TASK PROMPT> All of the material below is to be retyped exactly.

SUPPLIED RECORDS>

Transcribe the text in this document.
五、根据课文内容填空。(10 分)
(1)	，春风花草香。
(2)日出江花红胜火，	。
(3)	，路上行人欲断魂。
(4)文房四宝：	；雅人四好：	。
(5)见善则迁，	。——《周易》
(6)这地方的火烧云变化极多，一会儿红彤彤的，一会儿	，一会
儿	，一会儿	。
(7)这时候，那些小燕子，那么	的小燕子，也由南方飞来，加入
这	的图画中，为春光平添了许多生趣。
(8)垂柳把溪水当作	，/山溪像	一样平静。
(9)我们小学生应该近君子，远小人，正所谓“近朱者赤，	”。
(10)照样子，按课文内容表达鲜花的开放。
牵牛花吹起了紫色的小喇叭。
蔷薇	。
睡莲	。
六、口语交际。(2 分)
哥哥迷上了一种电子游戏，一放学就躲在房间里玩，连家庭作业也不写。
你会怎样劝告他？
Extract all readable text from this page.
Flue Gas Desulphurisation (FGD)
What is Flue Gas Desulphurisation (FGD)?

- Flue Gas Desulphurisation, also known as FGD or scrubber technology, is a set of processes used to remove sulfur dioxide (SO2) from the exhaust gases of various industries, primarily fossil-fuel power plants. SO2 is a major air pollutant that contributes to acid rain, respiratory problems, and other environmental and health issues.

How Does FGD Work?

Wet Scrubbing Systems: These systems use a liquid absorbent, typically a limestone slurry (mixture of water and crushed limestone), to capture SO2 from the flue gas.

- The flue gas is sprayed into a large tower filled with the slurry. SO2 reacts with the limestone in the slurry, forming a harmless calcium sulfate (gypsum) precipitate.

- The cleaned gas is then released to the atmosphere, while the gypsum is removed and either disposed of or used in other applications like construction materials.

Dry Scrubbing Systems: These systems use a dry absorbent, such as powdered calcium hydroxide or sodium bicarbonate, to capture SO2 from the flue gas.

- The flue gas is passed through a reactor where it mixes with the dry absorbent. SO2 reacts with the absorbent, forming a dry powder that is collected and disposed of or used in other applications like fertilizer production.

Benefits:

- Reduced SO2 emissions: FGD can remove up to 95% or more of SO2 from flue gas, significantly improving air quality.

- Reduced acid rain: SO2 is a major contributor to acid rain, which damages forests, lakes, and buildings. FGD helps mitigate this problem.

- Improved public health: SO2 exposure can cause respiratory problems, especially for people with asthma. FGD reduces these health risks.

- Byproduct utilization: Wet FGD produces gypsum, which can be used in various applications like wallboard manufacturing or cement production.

REPLY TO THE TASK>
Transcribe the text in this document.
五、根据课文内容填空。(10 分)
(1)	，春风花草香。
(2)日出江花红胜火，	。
(3)	，路上行人欲断魂。
(4)文房四宝：	；雅人四好：	。
(5)见善则迁，	。——《周易》
(6)这地方的火烧云变化极多，一会儿红彤彤的，一会儿	，一会
儿	，一会儿	。
(7)这时候，那些小燕子，那么	的小燕子，也由南方飞来，加入
这	的图画中，为春光平添了许多生趣。
(8)垂柳把溪水当作	，/山溪像	一样平静。
(9)我们小学生应该近君子，远小人，正所谓“近朱者赤，	”。
(10)照样子，按课文内容表达鲜花的开放。
牵牛花吹起了紫色的小喇叭。
蔷薇	。
睡莲	。
六、口语交际。(2 分)
哥哥迷上了一种电子游戏，一放学就躲在房间里玩，连家庭作业也不写。
你会怎样劝告他？
Extract all readable text from this page.
Flue Gas Desulphurisation (FGD)
What is Flue Gas Desulphurisation (FGD)?

- Flue Gas Desulphurisation, also known as FGD or scrubber technology, is a set of processes used to remove sulfur dioxide (SO2) from the exhaust gases of various industries, primarily fossil-fuel power plants. SO2 is a major air pollutant that contributes to acid rain, respiratory problems, and other environmental and health issues.

How Does FGD Work?

Wet Scrubbing Systems: These systems use a liquid absorbent, typically a limestone slurry (mixture of water and crushed limestone), to capture SO2 from the flue gas.

- The flue gas is sprayed into a large tower filled with the slurry. SO2 reacts with the limestone in the slurry, forming a harmless calcium sulfate (gypsum) precipitate.

- The cleaned gas is then released to the atmosphere, while the gypsum is removed and either disposed of or used in other applications like construction materials.

Dry Scrubbing Systems: These systems use a dry absorbent, such as powdered calcium hydroxide or sodium bicarbonate, to capture SO2 from the flue gas.

- The flue gas is passed through a reactor where it mixes with the dry absorbent. SO2 reacts with the absorbent, forming a dry powder that is collected and disposed of or used in other applications like fertilizer production.

Benefits:

- Reduced SO2 emissions: FGD can remove up to 95% or more of SO2 from flue gas, significantly improving air quality.

- Reduced acid rain: SO2 is a major contributor to acid rain, which damages forests, lakes, and buildings. FGD helps mitigate this problem.

- Improved public health: SO2 exposure can cause respiratory problems, especially for people with asthma. FGD reduces these health risks.

- Byproduct utilization: Wet FGD produces gypsum, which can be used in various applications like wallboard manufacturing or cement production.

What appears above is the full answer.